::: Data

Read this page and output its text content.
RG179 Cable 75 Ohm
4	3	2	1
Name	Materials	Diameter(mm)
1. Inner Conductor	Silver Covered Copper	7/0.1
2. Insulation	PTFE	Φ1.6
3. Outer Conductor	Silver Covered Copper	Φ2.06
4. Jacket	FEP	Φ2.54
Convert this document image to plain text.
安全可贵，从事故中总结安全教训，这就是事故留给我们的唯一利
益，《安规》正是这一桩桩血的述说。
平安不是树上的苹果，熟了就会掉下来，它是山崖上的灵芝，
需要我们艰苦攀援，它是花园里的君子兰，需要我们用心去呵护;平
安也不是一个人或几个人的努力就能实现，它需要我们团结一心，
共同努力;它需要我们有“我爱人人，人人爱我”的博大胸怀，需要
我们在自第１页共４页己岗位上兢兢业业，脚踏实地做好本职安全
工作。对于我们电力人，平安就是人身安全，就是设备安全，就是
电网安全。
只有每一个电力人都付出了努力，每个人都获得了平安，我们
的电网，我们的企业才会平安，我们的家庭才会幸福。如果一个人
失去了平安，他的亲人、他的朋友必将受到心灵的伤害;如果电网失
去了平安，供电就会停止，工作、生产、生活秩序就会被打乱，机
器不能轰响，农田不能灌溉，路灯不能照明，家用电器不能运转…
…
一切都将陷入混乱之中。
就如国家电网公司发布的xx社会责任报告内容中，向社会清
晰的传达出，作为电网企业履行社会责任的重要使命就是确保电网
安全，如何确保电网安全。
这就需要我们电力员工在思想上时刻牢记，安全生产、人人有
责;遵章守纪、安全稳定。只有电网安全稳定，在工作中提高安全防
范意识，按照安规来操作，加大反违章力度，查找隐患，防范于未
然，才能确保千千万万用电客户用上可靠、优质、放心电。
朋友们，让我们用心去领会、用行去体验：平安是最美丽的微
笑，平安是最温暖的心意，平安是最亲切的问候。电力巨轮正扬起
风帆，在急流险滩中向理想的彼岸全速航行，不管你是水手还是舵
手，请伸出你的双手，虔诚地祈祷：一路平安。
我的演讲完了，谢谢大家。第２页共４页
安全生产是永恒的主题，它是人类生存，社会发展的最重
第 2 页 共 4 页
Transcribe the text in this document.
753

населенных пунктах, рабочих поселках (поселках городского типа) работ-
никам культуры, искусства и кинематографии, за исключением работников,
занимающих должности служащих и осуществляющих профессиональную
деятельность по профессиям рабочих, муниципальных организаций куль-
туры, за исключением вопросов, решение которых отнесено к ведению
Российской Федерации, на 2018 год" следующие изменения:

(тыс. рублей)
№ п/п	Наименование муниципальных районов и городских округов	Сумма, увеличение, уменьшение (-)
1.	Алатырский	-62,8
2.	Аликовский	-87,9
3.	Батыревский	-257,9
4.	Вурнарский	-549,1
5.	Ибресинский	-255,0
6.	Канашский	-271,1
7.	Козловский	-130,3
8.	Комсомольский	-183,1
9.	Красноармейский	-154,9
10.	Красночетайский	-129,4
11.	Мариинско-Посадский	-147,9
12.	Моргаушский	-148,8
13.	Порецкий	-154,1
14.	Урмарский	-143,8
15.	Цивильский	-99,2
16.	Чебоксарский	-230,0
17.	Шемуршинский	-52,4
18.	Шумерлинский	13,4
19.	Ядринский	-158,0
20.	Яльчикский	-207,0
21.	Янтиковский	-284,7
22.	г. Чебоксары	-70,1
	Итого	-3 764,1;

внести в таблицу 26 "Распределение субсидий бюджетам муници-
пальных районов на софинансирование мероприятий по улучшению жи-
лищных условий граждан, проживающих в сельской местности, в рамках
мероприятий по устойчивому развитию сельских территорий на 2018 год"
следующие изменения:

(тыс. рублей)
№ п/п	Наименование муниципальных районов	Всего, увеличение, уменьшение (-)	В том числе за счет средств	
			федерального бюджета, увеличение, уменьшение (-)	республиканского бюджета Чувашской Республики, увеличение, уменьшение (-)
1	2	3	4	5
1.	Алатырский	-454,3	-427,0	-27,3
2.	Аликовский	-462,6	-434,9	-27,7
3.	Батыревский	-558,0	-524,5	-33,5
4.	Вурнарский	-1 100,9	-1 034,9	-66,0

::::::

The entries above must be returned exactly.

▶ _Exercise response_
Read this page and output its text content.
RG179 Cable 75 Ohm
4	3	2	1
Name	Materials	Diameter(mm)
1. Inner Conductor	Silver Covered Copper	7/0.1
2. Insulation	PTFE	Φ1.6
3. Outer Conductor	Silver Covered Copper	Φ2.06
4. Jacket	FEP	Φ2.54
Convert this document image to plain text.
安全可贵，从事故中总结安全教训，这就是事故留给我们的唯一利
益，《安规》正是这一桩桩血的述说。
平安不是树上的苹果，熟了就会掉下来，它是山崖上的灵芝，
需要我们艰苦攀援，它是花园里的君子兰，需要我们用心去呵护;平
安也不是一个人或几个人的努力就能实现，它需要我们团结一心，
共同努力;它需要我们有“我爱人人，人人爱我”的博大胸怀，需要
我们在自第１页共４页己岗位上兢兢业业，脚踏实地做好本职安全
工作。对于我们电力人，平安就是人身安全，就是设备安全，就是
电网安全。
只有每一个电力人都付出了努力，每个人都获得了平安，我们
的电网，我们的企业才会平安，我们的家庭才会幸福。如果一个人
失去了平安，他的亲人、他的朋友必将受到心灵的伤害;如果电网失
去了平安，供电就会停止，工作、生产、生活秩序就会被打乱，机
器不能轰响，农田不能灌溉，路灯不能照明，家用电器不能运转…
…
一切都将陷入混乱之中。
就如国家电网公司发布的xx社会责任报告内容中，向社会清
晰的传达出，作为电网企业履行社会责任的重要使命就是确保电网
安全，如何确保电网安全。
这就需要我们电力员工在思想上时刻牢记，安全生产、人人有
责;遵章守纪、安全稳定。只有电网安全稳定，在工作中提高安全防
范意识，按照安规来操作，加大反违章力度，查找隐患，防范于未
然，才能确保千千万万用电客户用上可靠、优质、放心电。
朋友们，让我们用心去领会、用行去体验：平安是最美丽的微
笑，平安是最温暖的心意，平安是最亲切的问候。电力巨轮正扬起
风帆，在急流险滩中向理想的彼岸全速航行，不管你是水手还是舵
手，请伸出你的双手，虔诚地祈祷：一路平安。
我的演讲完了，谢谢大家。第２页共４页
安全生产是永恒的主题，它是人类生存，社会发展的最重
第 2 页 共 4 页
Transcribe the text in this document.
753

населенных пунктах, рабочих поселках (поселках городского типа) работ-
никам культуры, искусства и кинематографии, за исключением работников,
занимающих должности служащих и осуществляющих профессиональную
деятельность по профессиям рабочих, муниципальных организаций куль-
туры, за исключением вопросов, решение которых отнесено к ведению
Российской Федерации, на 2018 год" следующие изменения:

(тыс. рублей)
№ п/п	Наименование муниципальных районов и городских округов	Сумма, увеличение, уменьшение (-)
1.	Алатырский	-62,8
2.	Аликовский	-87,9
3.	Батыревский	-257,9
4.	Вурнарский	-549,1
5.	Ибресинский	-255,0
6.	Канашский	-271,1
7.	Козловский	-130,3
8.	Комсомольский	-183,1
9.	Красноармейский	-154,9
10.	Красночетайский	-129,4
11.	Мариинско-Посадский	-147,9
12.	Моргаушский	-148,8
13.	Порецкий	-154,1
14.	Урмарский	-143,8
15.	Цивильский	-99,2
16.	Чебоксарский	-230,0
17.	Шемуршинский	-52,4
18.	Шумерлинский	13,4
19.	Ядринский	-158,0
20.	Яльчикский	-207,0
21.	Янтиковский	-284,7
22.	г. Чебоксары	-70,1
	Итого	-3 764,1;

внести в таблицу 26 "Распределение субсидий бюджетам муници-
пальных районов на софинансирование мероприятий по улучшению жи-
лищных условий граждан, проживающих в сельской местности, в рамках
мероприятий по устойчивому развитию сельских территорий на 2018 год"
следующие изменения:

(тыс. рублей)
№ п/п	Наименование муниципальных районов	Всего, увеличение, уменьшение (-)	В том числе за счет средств	
			федерального бюджета, увеличение, уменьшение (-)	республиканского бюджета Чувашской Республики, увеличение, уменьшение (-)
1	2	3	4	5
1.	Алатырский	-454,3	-427,0	-27,3
2.	Аликовский	-462,6	-434,9	-27,7
3.	Батыревский	-558,0	-524,5	-33,5
4.	Вурнарский	-1 100,9	-1 034,9	-66,0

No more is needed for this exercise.